## Exercise details
Using the records below, locate all lines containing "ylabel" and return them.

[Data entries for graphics]
--------------------------------------------------

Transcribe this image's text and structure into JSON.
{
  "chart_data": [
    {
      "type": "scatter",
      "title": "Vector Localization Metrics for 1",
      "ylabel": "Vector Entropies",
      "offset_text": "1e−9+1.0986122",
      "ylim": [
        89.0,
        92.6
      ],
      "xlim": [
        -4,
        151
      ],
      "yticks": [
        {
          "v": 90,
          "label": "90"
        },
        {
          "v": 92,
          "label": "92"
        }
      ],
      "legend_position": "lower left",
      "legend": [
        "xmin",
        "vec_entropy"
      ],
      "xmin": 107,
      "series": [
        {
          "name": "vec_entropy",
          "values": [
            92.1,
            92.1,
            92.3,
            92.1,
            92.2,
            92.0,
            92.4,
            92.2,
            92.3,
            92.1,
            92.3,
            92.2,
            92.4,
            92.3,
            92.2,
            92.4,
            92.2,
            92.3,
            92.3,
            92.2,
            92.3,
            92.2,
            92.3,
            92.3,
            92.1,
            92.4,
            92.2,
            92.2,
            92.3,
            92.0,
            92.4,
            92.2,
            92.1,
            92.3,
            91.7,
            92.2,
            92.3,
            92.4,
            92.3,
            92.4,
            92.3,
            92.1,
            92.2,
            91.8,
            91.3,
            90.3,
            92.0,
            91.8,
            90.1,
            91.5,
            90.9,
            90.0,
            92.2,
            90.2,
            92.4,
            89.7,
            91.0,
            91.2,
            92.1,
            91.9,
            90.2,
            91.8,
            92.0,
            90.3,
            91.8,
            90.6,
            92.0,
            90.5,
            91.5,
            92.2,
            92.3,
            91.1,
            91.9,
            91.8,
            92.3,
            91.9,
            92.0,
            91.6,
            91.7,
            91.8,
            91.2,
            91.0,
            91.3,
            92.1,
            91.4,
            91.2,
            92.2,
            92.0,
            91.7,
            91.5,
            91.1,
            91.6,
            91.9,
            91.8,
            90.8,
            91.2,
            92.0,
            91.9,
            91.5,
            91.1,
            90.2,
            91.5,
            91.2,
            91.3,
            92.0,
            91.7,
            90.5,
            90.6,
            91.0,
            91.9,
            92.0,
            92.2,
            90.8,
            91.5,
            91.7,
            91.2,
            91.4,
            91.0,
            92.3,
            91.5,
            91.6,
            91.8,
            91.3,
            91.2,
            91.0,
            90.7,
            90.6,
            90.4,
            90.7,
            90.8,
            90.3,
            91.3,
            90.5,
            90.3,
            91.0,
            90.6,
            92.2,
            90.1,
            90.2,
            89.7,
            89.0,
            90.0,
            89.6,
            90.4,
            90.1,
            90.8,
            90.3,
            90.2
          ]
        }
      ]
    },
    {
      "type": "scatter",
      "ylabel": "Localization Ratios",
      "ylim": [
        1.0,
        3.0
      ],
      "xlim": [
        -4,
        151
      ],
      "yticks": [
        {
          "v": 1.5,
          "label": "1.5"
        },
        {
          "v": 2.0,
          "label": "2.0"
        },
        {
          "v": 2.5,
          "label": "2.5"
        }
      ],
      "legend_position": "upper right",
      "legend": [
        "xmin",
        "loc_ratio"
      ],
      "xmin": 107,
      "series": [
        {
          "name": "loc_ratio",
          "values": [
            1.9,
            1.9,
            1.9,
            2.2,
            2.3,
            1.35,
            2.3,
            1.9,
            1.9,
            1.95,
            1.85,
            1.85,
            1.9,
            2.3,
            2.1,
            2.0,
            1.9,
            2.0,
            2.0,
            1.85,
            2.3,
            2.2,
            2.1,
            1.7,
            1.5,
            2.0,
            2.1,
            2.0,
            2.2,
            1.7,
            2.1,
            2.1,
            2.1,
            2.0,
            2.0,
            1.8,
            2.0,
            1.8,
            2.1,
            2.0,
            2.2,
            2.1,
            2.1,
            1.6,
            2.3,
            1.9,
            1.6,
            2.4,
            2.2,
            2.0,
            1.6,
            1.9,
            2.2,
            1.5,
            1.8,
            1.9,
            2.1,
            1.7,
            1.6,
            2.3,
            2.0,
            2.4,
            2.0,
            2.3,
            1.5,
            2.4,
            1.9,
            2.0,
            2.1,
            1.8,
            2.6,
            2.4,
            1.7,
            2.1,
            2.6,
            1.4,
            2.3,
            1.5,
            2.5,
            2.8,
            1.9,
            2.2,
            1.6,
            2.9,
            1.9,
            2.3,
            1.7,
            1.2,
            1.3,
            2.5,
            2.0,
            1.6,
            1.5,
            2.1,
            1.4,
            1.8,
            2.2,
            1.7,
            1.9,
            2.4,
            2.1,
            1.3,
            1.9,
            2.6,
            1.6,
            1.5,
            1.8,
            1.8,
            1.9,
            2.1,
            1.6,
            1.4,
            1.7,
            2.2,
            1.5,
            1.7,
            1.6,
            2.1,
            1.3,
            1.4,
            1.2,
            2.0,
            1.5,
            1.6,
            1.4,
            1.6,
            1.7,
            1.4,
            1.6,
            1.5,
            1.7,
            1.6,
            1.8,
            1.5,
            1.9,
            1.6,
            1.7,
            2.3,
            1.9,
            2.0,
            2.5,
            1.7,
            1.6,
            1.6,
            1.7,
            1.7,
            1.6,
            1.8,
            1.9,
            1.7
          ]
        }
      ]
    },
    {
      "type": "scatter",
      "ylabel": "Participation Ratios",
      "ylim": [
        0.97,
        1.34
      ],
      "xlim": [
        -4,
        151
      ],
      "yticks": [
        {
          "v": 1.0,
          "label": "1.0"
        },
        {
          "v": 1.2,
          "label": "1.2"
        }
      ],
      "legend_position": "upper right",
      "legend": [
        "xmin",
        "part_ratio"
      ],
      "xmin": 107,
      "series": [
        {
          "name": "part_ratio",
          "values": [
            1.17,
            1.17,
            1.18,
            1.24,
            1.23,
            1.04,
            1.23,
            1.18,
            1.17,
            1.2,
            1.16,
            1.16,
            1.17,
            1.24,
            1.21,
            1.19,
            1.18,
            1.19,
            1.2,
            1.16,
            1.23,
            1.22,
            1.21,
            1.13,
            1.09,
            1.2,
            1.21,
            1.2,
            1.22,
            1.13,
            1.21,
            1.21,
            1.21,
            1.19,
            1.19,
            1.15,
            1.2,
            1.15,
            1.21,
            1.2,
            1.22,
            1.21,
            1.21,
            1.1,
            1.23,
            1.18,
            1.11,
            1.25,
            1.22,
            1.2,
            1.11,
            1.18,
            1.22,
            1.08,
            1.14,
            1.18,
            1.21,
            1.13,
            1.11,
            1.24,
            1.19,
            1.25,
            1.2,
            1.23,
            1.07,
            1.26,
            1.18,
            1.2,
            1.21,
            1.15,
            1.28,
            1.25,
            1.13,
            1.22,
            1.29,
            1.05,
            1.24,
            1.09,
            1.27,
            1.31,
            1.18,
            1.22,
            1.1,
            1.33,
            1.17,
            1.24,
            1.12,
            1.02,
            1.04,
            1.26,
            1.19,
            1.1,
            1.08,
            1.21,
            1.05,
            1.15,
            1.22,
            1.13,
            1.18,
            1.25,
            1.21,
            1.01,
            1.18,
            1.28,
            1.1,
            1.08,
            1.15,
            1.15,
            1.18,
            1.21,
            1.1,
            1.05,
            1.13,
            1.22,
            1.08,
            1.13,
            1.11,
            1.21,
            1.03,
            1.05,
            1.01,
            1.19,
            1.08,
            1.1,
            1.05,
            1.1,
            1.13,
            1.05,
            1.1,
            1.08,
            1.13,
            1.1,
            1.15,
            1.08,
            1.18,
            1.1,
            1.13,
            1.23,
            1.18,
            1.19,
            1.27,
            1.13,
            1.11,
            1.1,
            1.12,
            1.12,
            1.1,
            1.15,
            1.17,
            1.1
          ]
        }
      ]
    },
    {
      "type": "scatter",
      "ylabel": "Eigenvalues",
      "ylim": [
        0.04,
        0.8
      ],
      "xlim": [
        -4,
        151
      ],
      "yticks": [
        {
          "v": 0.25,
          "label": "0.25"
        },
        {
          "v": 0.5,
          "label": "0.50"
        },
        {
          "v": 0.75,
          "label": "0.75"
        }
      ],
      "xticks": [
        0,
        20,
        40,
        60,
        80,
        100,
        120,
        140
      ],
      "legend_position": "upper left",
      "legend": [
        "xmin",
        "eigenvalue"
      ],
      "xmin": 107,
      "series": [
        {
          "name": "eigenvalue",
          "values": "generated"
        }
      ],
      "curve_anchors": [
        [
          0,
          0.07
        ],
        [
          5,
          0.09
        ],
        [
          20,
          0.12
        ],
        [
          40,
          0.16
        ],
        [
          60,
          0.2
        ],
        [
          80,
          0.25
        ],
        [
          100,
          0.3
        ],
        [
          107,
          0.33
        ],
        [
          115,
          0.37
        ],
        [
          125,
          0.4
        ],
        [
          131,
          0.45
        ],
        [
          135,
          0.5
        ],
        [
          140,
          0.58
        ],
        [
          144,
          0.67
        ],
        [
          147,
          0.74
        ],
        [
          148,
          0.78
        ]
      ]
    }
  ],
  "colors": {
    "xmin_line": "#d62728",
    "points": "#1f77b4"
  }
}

--------------------------------------------------

## Expected answer
      "ylabel": "Vector Entropies",
      "ylabel": "Localization Ratios",
      "ylabel": "Participation Ratios",
      "ylabel": "Eigenvalues",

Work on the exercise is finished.